## RECORD SET:

□ □ □ □ □

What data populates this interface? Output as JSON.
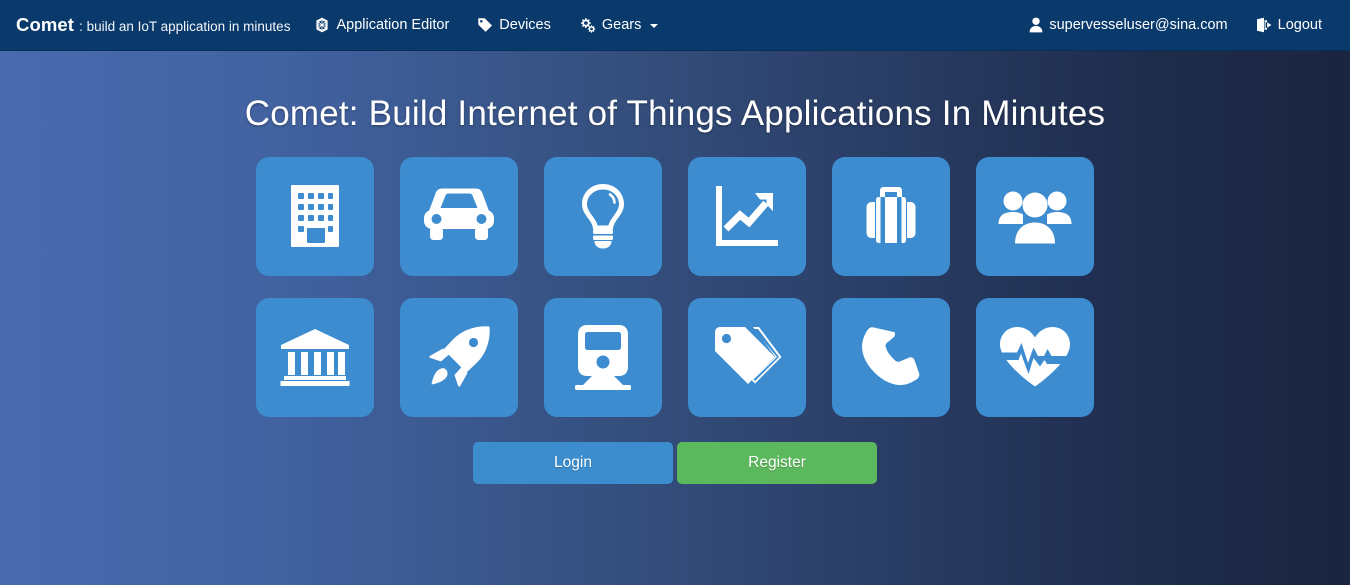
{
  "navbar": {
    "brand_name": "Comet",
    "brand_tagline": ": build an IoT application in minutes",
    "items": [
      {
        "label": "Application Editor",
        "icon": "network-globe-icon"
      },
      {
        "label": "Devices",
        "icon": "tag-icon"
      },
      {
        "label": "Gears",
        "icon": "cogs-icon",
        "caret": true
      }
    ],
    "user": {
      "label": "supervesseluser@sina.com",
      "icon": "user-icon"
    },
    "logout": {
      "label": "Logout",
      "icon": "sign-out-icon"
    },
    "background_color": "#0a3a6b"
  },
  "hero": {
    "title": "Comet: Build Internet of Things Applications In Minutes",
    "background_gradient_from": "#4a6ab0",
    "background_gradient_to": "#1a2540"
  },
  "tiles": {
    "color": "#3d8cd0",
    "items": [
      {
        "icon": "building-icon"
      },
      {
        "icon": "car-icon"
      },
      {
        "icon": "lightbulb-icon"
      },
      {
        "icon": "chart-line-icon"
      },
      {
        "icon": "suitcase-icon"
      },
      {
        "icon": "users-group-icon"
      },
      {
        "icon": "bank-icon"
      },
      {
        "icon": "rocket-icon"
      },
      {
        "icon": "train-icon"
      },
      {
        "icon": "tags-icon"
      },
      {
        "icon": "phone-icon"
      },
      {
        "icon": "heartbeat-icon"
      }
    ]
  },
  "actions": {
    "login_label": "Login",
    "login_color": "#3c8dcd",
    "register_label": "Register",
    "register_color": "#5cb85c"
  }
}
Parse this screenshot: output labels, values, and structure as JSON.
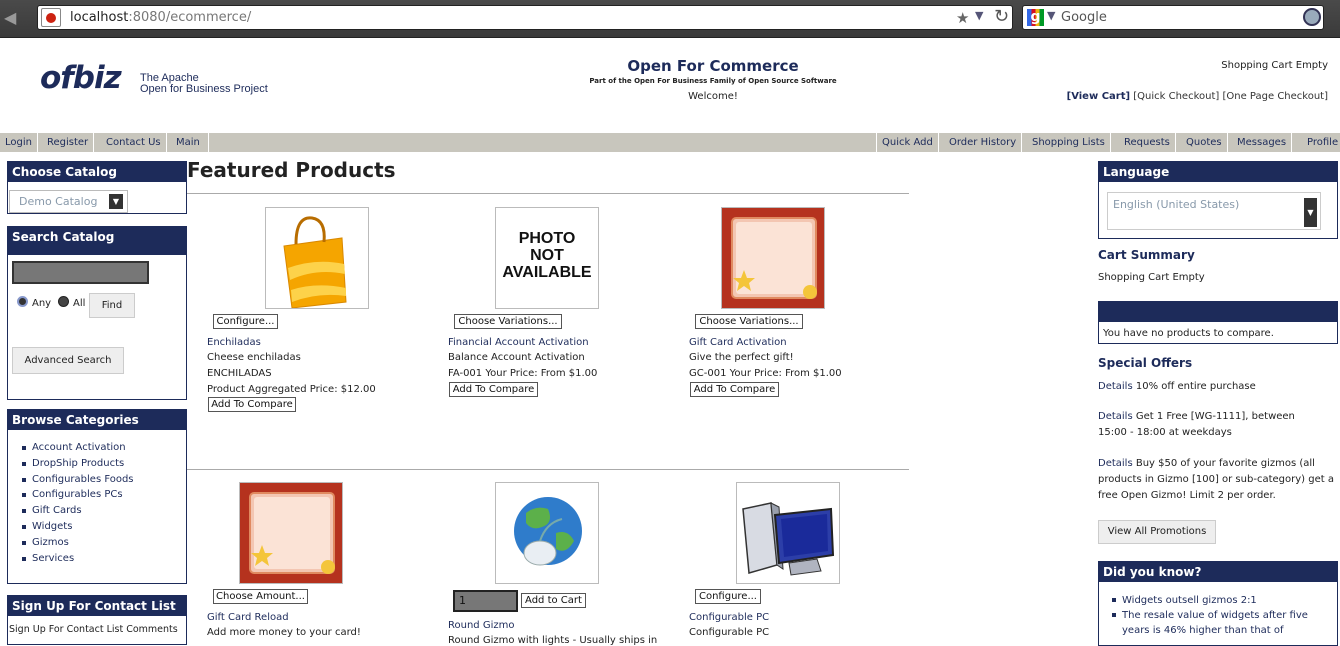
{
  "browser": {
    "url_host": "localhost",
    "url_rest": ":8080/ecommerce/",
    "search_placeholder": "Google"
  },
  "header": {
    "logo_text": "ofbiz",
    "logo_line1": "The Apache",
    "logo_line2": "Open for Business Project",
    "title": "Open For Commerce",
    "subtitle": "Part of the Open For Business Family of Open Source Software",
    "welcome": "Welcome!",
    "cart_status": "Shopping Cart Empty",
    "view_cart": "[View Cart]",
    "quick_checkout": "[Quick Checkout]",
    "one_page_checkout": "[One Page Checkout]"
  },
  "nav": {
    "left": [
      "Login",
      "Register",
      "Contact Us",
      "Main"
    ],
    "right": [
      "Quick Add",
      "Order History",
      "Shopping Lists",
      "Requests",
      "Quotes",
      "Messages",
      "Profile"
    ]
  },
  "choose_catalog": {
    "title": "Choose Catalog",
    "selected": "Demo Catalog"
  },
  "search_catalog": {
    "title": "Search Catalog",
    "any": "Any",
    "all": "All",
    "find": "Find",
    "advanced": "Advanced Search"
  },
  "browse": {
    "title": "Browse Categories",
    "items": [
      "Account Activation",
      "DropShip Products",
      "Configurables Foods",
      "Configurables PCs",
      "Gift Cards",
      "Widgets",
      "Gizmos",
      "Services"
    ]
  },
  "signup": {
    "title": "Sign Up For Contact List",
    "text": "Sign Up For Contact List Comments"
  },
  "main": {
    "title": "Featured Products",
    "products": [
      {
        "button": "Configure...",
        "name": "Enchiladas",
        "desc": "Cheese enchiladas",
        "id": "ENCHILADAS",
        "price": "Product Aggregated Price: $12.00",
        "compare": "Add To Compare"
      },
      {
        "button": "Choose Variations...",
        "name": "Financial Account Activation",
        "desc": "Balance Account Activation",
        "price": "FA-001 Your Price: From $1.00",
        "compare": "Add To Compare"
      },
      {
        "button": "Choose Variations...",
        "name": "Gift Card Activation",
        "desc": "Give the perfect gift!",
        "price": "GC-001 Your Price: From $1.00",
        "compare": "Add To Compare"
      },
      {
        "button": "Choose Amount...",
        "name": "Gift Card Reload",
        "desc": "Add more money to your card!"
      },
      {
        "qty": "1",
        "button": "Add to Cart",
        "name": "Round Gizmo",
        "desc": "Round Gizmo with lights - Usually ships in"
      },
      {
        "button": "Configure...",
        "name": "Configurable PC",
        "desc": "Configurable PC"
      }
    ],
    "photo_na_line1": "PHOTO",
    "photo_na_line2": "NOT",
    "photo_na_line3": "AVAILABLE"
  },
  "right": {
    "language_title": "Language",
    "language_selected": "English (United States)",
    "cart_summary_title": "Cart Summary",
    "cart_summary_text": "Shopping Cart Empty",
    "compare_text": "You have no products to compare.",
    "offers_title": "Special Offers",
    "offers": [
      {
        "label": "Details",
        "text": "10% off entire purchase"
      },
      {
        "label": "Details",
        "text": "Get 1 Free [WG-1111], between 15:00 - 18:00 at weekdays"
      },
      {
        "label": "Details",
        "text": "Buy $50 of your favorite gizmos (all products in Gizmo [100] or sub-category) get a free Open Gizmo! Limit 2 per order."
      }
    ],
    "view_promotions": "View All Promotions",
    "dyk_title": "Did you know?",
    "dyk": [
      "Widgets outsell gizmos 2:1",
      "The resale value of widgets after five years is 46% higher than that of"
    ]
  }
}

□ □ □ □ □

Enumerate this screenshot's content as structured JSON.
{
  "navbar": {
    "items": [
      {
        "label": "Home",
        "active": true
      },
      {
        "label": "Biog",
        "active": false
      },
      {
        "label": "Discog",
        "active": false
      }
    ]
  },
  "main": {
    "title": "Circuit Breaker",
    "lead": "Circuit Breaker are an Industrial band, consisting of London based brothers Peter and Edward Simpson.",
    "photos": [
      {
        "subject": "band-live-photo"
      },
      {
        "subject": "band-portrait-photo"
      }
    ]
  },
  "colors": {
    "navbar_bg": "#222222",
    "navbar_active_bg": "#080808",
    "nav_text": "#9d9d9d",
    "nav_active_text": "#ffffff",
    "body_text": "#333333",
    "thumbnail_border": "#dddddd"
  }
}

□ □ □ □ □

## TASK OBJECTIVE:
Reply with only the number of lines in the entries that contain the word "screenshot".

## SOLUTION TO THE EXERCISE:
2